# Brief:
Copy every line of the data in which the word "this" occurs.

==== Records for the task ====

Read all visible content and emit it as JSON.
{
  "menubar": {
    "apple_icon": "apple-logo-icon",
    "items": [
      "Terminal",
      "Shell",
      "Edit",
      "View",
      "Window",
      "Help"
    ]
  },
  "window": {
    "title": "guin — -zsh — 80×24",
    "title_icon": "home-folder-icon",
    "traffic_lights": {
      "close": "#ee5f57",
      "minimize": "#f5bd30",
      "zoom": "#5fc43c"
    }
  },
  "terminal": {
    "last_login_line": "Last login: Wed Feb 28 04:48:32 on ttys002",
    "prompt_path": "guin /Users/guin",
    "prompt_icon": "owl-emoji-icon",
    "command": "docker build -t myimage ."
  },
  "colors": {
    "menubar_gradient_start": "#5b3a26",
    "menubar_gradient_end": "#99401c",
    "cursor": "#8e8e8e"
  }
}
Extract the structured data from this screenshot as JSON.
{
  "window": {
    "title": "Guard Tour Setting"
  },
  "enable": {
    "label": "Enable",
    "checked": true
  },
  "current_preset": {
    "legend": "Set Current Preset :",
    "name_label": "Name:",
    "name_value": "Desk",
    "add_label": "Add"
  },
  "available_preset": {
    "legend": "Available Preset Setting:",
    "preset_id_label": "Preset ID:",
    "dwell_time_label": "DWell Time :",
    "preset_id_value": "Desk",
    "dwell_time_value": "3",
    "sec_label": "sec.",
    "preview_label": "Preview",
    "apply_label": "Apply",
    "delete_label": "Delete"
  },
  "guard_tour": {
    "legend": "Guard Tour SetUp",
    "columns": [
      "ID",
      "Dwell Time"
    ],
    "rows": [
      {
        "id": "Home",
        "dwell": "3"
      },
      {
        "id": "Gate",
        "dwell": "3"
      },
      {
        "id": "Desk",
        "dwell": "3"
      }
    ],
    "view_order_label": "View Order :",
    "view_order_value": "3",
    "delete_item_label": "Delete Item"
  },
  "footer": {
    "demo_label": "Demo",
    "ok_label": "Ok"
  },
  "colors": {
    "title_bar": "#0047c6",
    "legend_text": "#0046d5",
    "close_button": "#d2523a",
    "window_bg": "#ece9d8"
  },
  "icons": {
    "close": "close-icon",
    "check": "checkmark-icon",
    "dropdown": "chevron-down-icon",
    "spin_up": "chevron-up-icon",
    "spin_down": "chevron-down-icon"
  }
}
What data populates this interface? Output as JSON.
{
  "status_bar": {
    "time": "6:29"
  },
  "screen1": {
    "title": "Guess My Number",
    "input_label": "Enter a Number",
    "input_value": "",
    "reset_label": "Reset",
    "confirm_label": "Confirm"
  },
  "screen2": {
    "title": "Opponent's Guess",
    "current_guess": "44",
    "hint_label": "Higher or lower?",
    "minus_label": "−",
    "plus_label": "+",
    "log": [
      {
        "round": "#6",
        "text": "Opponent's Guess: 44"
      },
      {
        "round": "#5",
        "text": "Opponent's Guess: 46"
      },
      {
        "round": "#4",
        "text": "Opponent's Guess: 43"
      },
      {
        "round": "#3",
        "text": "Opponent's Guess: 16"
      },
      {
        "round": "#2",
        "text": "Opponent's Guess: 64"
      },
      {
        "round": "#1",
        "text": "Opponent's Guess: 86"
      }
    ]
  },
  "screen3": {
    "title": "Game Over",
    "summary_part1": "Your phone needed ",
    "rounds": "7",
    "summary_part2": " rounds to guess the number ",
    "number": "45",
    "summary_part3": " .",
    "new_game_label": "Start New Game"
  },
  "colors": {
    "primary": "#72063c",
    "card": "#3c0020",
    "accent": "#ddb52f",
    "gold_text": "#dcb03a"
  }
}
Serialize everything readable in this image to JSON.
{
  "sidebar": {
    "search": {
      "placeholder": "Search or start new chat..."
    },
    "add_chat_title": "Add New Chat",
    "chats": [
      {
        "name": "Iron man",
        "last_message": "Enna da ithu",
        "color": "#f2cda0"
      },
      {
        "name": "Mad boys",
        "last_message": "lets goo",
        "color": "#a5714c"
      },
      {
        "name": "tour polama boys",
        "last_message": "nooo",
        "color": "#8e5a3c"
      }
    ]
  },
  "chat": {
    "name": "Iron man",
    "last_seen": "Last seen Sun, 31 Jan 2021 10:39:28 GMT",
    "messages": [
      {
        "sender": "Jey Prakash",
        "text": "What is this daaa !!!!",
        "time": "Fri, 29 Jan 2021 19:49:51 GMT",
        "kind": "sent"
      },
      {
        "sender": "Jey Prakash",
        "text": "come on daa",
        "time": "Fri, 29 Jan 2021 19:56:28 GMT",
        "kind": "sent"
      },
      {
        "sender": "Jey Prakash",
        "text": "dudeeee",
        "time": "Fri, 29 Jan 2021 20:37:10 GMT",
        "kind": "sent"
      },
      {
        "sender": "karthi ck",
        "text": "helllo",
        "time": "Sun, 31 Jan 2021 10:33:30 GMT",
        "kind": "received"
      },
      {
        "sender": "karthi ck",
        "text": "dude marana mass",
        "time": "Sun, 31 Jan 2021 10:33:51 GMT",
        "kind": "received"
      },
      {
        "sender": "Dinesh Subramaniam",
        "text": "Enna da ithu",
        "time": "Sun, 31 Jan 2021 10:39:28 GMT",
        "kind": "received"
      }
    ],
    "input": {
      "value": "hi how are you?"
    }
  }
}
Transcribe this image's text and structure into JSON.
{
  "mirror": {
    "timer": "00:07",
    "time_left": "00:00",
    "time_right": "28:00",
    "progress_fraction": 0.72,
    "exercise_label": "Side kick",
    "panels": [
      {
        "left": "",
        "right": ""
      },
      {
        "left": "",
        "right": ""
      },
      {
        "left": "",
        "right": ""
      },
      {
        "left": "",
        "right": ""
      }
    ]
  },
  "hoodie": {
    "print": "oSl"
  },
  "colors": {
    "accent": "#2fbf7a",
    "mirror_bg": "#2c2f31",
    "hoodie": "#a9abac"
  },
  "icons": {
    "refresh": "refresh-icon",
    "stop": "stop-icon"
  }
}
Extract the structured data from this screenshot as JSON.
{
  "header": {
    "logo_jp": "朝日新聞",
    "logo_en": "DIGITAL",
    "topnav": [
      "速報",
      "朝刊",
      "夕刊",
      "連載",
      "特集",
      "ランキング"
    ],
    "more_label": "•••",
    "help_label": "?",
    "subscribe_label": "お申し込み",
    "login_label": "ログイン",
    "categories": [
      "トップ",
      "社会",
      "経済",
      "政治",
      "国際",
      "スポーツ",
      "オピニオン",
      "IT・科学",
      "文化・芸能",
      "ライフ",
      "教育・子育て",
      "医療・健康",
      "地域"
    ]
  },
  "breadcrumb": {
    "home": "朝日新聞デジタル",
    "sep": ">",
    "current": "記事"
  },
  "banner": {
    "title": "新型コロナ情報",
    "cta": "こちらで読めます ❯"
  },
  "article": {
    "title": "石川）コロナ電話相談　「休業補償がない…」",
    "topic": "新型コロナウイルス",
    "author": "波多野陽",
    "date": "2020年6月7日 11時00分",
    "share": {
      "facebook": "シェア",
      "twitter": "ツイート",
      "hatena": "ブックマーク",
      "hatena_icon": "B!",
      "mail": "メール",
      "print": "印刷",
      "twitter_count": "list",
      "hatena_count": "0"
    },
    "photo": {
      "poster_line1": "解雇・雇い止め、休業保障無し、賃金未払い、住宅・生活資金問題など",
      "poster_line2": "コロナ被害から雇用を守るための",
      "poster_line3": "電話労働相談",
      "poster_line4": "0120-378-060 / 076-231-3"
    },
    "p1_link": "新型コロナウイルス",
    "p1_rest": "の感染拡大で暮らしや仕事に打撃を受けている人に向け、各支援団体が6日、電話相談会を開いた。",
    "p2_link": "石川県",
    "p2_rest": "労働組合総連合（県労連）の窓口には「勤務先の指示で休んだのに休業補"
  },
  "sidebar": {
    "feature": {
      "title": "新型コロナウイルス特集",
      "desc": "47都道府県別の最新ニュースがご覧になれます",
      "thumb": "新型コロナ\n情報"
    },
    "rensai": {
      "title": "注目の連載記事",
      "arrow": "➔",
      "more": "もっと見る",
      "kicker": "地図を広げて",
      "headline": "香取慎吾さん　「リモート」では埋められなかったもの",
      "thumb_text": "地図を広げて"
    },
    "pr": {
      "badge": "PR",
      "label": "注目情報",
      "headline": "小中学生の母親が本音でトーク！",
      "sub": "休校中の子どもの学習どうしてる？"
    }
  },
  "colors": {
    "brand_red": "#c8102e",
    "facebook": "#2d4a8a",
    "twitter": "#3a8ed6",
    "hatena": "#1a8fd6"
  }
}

====

# Complete output:
Extract the structured data from this screenshot as JSON.
What data populates this interface? Output as JSON.
Serialize everything readable in this image to JSON.
        "text": "What is this daaa !!!!",
Transcribe this image's text and structure into JSON.
Extract the structured data from this screenshot as JSON.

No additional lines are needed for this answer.